▸ **PROMPT A**:
Reproduce the records word for word, starting with their first line and ending with the line that contains "avatar-self[interactable] — [498, 442, 562, 506]", both lines included.

▸ **SOURCE EXCERPT**:
_ _ _ _ _

Posts Tagged ‘word’

Word length lexical decision data

November 4th, 2015 No comments

Well chosen identifier names can reduce the effort needed to understand the code containing them, compared to badly chosen identifiers.

An identifier might have a name that creates a semantic association in the mind of the reader about the role of the variable within a function definition (e.g., outer_counter) or an association with the information contained in the variable (e.g., max_fruit).

Code is not always read like prose text, developers might quickly scan through the source looking for something. In this case short identifier names are best because it reduces the number of characters that need to be scanned.

If you want to make life difficult for anyone who has to read your code, add a visually boring common prefix to every identifier, e.g., uacc. Readers start looking up a word in memory based in the first few characters while they process the remaining characters in a word, and eye tracking studies have found that that character sequence information is used to plan eye saccades (where to move the eyes next). A short bland sequence can really throw a spanner in the works of our over-learned reading skills.

I once researched a detailed analysis of the issues involved in a cost/benefit analysis of identifier selection. The good news is that I think I covered everything, the bad news is that the various kinds of data on human character sequence usage needed to perform the analysis was/is not available.

_ _ _ _ _

▸ **EXERCISE INPUTS**:
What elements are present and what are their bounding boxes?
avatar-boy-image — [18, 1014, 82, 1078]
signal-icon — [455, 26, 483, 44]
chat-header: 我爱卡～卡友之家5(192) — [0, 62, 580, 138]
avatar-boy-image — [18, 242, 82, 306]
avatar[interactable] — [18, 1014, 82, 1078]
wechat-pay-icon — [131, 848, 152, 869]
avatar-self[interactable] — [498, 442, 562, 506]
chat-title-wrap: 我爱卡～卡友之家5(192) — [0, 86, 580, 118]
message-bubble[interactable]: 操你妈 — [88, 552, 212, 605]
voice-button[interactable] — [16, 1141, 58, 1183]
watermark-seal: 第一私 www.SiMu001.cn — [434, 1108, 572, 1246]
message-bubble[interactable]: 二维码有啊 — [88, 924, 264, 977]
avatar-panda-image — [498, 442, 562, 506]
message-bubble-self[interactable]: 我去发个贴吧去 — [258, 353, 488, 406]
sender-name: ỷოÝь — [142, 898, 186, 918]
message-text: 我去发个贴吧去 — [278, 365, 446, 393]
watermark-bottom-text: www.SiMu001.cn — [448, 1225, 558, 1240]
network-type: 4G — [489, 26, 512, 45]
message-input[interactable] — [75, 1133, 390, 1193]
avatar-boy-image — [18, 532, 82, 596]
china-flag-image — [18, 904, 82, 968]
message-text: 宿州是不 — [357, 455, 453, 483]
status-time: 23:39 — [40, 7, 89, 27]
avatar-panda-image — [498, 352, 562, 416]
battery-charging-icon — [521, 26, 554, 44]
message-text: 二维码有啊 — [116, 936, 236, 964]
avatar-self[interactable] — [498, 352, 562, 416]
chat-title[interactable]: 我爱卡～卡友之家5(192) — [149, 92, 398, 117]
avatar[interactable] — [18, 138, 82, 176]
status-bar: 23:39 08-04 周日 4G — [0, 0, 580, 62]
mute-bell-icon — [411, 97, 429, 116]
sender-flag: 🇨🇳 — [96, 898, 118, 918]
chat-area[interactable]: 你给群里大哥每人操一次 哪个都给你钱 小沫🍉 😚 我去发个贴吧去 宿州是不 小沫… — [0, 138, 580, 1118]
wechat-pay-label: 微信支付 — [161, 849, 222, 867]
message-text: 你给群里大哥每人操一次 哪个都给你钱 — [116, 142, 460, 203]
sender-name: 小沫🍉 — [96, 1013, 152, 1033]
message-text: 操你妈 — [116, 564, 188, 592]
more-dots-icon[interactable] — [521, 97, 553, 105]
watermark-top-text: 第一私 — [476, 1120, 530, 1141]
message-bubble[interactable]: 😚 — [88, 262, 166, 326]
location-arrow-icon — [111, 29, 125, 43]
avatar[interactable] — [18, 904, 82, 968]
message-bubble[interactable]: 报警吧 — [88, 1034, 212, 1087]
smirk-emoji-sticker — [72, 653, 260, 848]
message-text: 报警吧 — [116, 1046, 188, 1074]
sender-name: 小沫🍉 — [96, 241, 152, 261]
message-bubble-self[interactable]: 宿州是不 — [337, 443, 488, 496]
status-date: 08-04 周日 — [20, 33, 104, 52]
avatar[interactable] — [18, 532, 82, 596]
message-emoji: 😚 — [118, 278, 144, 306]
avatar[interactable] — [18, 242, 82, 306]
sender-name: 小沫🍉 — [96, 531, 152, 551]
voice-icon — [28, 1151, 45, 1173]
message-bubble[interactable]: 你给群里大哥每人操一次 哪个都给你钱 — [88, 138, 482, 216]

_ _ _ _ _

▸ **PROMPT B**:
Which examples introduced by "e.g." appear in the post on identifier names? List every one.

▸ **RESPONSE A**:
What elements are present and what are their bounding boxes?
avatar-boy-image — [18, 1014, 82, 1078]
signal-icon — [455, 26, 483, 44]
chat-header: 我爱卡～卡友之家5(192) — [0, 62, 580, 138]
avatar-boy-image — [18, 242, 82, 306]
avatar[interactable] — [18, 1014, 82, 1078]
wechat-pay-icon — [131, 848, 152, 869]
avatar-self[interactable] — [498, 442, 562, 506]

▸ **RESPONSE B**:
outer_counter
max_fruit
uacc